## PROBLÈMES À RÉSOUDRE:
(a) D'après le texte sur la cueillette des algues, à quel moment de la marée les algues se cueillent-elles ?
(b) Reprenez le texte sur la cueillette des algues et rédigez-en la suite après sa dernière phrase.

## EXTRAIT:
+++++

On les côtoie sur la plage, sans même y faire attention, tellement elles sont là chez elles, naturellement, depuis toujours. Elles sont échouées sur le sable, accrochées aux rochers, flottantes parmi les vagues. Elles s’appellent mousse d’Irlande, cheveux de mer, fouet de sorcier, baudrier de Neptune ou fleur de mai. Des noms qui font rêver, qu’on redécouvre aujourd’hui. Car le rêve mérite effectivement le détour. Les algues ont des propriétés fabuleuses.
Pudiques, les algues?
Il suffit d’une paire de chaussures qui ne craignent pas l’eau, d’un seau et d’une paire de ciseaux pour aller se servir. Et d’un guide. Parce que les algues ne se cueillent pas n’importe où, n’importe comment, n’importe quand. C’est le métier de Josie d’enseigner ça à ceux et celles qui veulent apprendre. Un métier, vraiment? « Une passion plutôt. Quand il a fallu me reconvertir après un licenciement économique, je me suis dit qu’il était enfin temps de faire quelque chose qui me plaisait et avait du sens. » En ce dimanche de la fin mai, la fille de marin a donné rendez-vous aux amateurs à 15h 30, près de la plage du Perron, à Saint-Briac. Josie aime varier les plages, sur la côte, mais pour l’heure, c’est la marée qui décide. Les algues se cueillent à marée basse, même par petit coefficient. Plus il est élevé, plus le choix est grand : pudiques, certaines algues ne se découvrent qu’à plus de 90.

+++++

## ENREGISTREMENTS BRUTS:
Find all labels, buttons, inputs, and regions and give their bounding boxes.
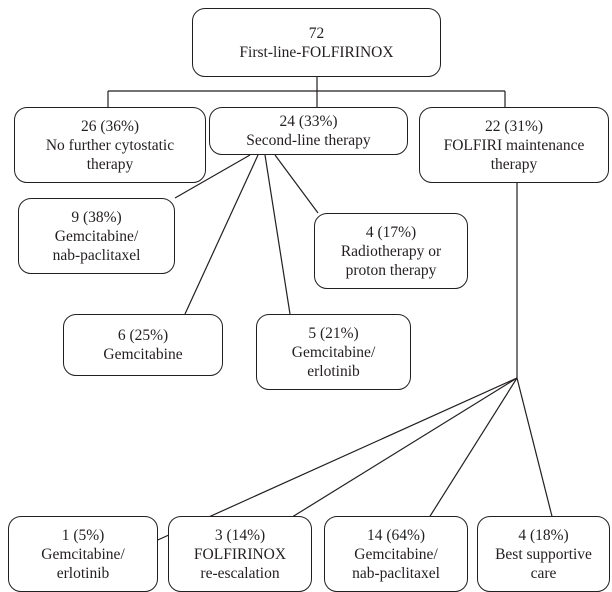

+++++

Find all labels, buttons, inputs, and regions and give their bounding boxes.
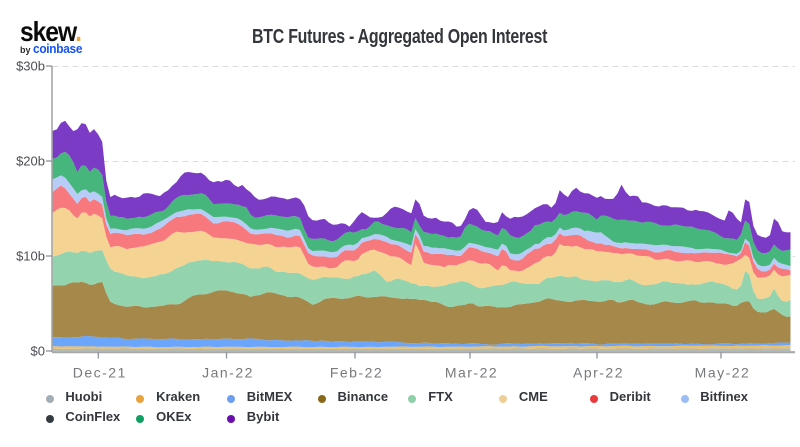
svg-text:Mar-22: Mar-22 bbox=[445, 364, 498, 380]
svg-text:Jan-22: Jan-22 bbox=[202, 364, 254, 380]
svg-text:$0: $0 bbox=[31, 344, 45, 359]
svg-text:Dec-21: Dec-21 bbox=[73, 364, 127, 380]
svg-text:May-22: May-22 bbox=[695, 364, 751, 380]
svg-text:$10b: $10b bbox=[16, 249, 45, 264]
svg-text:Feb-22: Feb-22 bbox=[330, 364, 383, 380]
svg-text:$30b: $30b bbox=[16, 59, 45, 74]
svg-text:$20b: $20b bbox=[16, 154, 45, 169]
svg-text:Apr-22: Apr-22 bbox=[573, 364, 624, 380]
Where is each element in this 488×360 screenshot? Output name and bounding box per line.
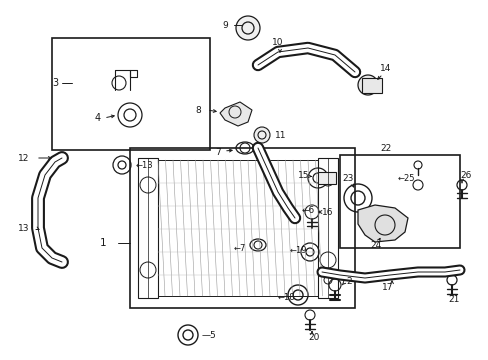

+++++

## RÉPONSES PAR EXERCICE:
(a) Les algues se cueillent à marée basse, même par petit coefficient.

(b)
Y aller doucement
La leçon commence par deux principes de base : « on n’utilise jamais une algue échouée, sauf au jardin. Sinon, sauf en cas de pollution, plutôt rare chez nous grâce aux marées, toutes les algues sont bonnes à consommer. » Sans risque? « Les algues se nourrissent par osmose des richesses minérales et organiques de l’eau de mer. Elles ne la filtrent pas, comme le font par exemple les moules. Si on les cueille dans une eau saine, on ne peut pas être intoxiqué. Elles nettoient l’organisme des métaux lourds, des graisses et du sucre, mais elles peuvent être laxatives. Certaines sont très iodées –surtout les brunes–, et on peut se sentir mal si on en consomme trop ou si on est allergique à l’iode. Il faut y aller doucement, commencer par quelques grammes, et si on supporte, on peut augmenter les doses. »
Un trésor oublié
Les algues sont partout sur la plage et les rochers, des rouges, des brunes, des vertes. Les eaux bretonnes en abritent 700 espèces. Une vingtaine sont autorisées à la vente. « Ça ne veut pas dire que les autres ne sont pas comestibles, seulement qu’elles n’ont pas encore été analysées. »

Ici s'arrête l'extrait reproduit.